▸ **Extrait du document**
----------------------------------------

5Ce n’est pas le moindre des paradoxes de la poétique pastorale, en effet, que ce qui pourrait passer en son sein pour la manifestation verbale la plus évidente de son artificialité fonctionne à la fois comme une pièce à conviction éprouvant la sincérité des sentiments des bergers et, indissociablement, comme un signe d’amour ambigu et peu concluant. De manière assez surprenante pour une lectrice ou un lecteur d’aujourd’hui, le fait que n’importe qui dans le Forez puisse rapporter une récitation poétique à laquelle il n’a pas assisté et dont il ne détient aucune trace écrite ne semble pas être considéré comme une invraisemblance, mais comme une caractéristique de la société pastorale, au sein de laquelle le ouï-dire et la mémoire sont les principaux garants de la connaissance et de la transmission des informations. C’est ainsi que le verbe témoigner permet souvent d’introduire la citation d’un poème au sein d’une histoire enchâssée, alors même que la source directe du témoignage demeure parfois implicite. Lorsque Laonice raconte les amours de Tircis et de Cléon, elle cite les vers du berger comme autant de preuves qui « tesmoignent » (7, p. 420) du trouble qui s’empare alors du cœur du berger. On serait pourtant en droit de se demander comment ces vers ont pu remonter aux oreilles de Laonice, à une époque où précisément Tircis et Cléon ont tout fait pour lui cacher leur relation. Une brève indication rétablit la vraisemblance quelques pages plus loin, Laonice observant que les amours de Tircis faisaient alors l’objet d’une rumeur (« on commença d’en parler assez haut », 7, p. 422), rumeur par laquelle elle a pu avoir vent de détails qu’elle aurait dû ignorer, en particulier les vers qu’elle vient de citer. Mais il est frappant que cette remarque soit dite en passant, comme si la narration n’avait guère besoin d’expliciter ce rapport de cause à effet pour être plausible : on touche donc ici à un code implicite de la fiction pastorale en vertu duquel il est admis que les paroles les plus secrètes de chacun sont susceptibles d’être entendues et mémorisées par la communauté du Forez pour être utilisées comme des preuves au sein des conversations qui s’y tiennent.

6Allant de pair avec ce code implicite, la mémoire qui colporte ces paroles n’est pas soumise à un devoir de rigoureuse exactitude, et le poème peut très bien faire l’objet d’une coupe ou d’une recomposition, comme lorsque Diane indique qu’elle a abrégé les stances de Filandre qu’elle vient de réciter : « Il en dit bien encores quelques autres : mais je les ay oubliez » (6, p. 367), sans que la vraisemblance de son discours soit remise en cause. Cette liberté relative est réfléchie par la forme même des énoncés poétiques. La poétique souvent faiblement contrainte15 des vers de L’Astrée, le goût pour des structures amplifiées et répétitives comme la chanson ou les stances, qui en elles-mêmes se prêtent aisément à la coupe ou à l’allongement, pour des schémas rimiques susceptibles de varier (alternance de sonnets marotiques et Peletier par exemple16), l’importance aussi de la réécriture et de la variation à partir de modèles espagnols et italiens17 et le recyclage avec variantes, d’une œuvre à l’autre d’Urfé, de la même pièce versifiée18 sont à l’image d’une création poétique fondée sur une mémoire dont le caractère approximatif est synonyme de créativité plus que d’inexactitude, et rendent compte d’une culture rhétorique et collective de l’invention et de l’élocution poétiques19.

----------------------------------------

▸ **Données brutes**
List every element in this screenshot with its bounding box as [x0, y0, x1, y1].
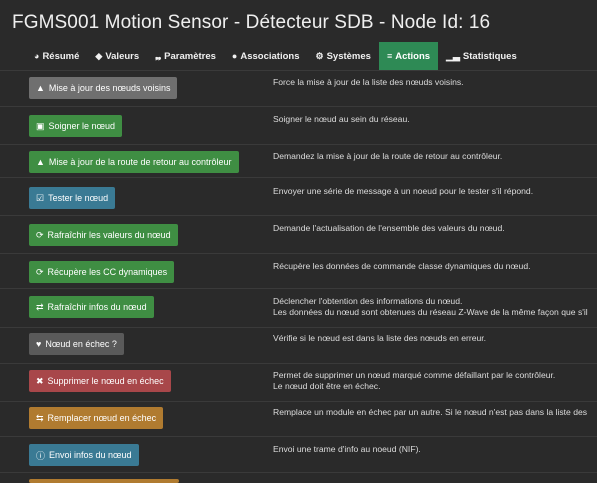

----------------------------------------

▸ **Travail à faire**
#1 Répondez à ces questions sur l'extrait, une réponse par ligne, marquée comme la question :
(a) Quel verbe sert souvent à introduire la citation d'un poème dans une histoire enchâssée ?
(b) Par quel moyen Laonice a-t-elle pu avoir connaissance des vers de Tircis ?
(c) Quels vers Diane dit-elle avoir abrégés ?
#2 Pour chaque affirmation, dites par oui ou par non si elle est conforme à l'extrait, puis citez les mots de l'extrait qui le montrent :
(a) Tircis et Cléon ont tout fait pour cacher leur relation à Laonice.
(b) La mémoire qui colporte les paroles est tenue à une exactitude rigoureuse.
(c) Diane déclare avoir oublié certaines stances de Filandre.

▸ **Réponses une à une**
#1
(a) Le verbe témoigner.
(b) Par une rumeur : « on commença d’en parler assez haut ».
(c) Les stances de Filandre.

#2
(a) Oui : « Tircis et Cléon ont tout fait pour lui cacher leur relation ».
(b) Non : « la mémoire qui colporte ces paroles n’est pas soumise à un devoir de rigoureuse exactitude ».
(c) Oui : « Il en dit bien encores quelques autres : mais je les ay oubliez ».